__CELE__.
A. W jakim mieście odbyły się tegoroczne Mistrzostwa Polski w Modelach Rakietowych, opisane w tekście o Władysławie Starobracie?
B. Przełóż na język angielski zdanie z tekstu o Władysławie Starobracie: „W kategorii modeli wirowych zdobył złoty, w taśmowych srebrny medal.”
──────── FRAGMENT TEKSTU ────────
Przejdź do treści
Władysław Starobrat (fot. swidnik.pl)
Źródło artykułu

Kosmiczny mistrz

Władysław Starobrat został mistrzem Polski modeli kosmicznych w zawodach rozgrywanych we Włocławku. Instruktor modelarni Spółdzielczego Domu Kultury już od 50 lat szkoli młodych adeptów tej trudnej sztuki. Cztery lata temu, jego wychowanek został mistrzem świata w kategorii rakietoplanów.

Władysław Starobrat wywalczył dwa medale Mistrzostw Polski w Modelach Rakietowych. Tegoroczne zawody rozegrano we Włocławku. W kategorii modeli wirowych zdobył złoty, w taśmowych srebrny medal. Cała drużyna modelarni Spółdzielczego Domu Kultury liczyła czworo zawodników.

Postanowiłem wreszcie zadbać o siebie. Do tej pory pełniłem głównie obowiązki instruktora-trenera i cały czas na imprezach poświęcałem zawodnikom. Teraz również starałem się widzieć i podpowiadać jak najwięcej, ale nie szukałem i nie przynosiłem im już modeli po wylądowaniu. Postanowiłem, że tym razem niech młodzi przynoszą moje. Zresztą właśnie dzięki uprzejmości chłopców z Mielca zdobyłem jeden z medali, ponieważ znaleźli i przynieśli mi model. W przeciwnym wypadku nie mógłbym wykonać kolejnego lotu – mówi Władysław Starobrat.
──────── PRZEKAZANE INFORMACJE ────────
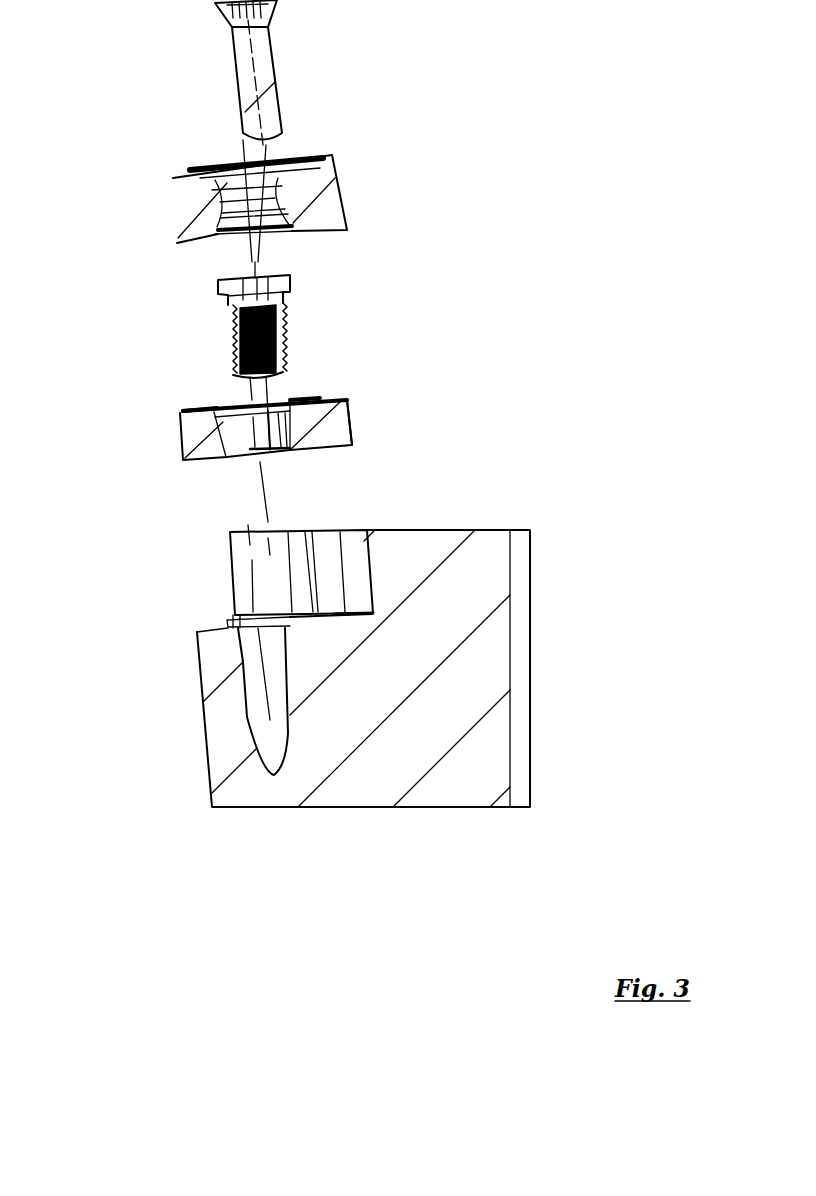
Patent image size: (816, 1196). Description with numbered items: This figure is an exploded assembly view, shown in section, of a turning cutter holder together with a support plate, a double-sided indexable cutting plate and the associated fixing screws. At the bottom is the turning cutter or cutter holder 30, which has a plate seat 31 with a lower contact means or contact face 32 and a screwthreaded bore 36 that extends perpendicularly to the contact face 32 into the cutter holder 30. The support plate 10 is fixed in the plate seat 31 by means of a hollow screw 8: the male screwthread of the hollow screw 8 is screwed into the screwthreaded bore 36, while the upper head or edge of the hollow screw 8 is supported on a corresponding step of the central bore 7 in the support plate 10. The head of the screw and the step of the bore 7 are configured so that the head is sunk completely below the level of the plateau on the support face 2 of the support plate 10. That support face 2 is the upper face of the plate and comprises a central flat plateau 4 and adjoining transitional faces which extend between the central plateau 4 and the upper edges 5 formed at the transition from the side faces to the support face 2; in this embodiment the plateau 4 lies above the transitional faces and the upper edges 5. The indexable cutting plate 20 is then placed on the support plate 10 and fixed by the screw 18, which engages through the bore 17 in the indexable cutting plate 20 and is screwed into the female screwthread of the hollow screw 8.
────────
__W ODPOWIEDZI__.
A. We Włocławku.

B. He won a gold medal in the rotor model category and a silver medal in the streamer category.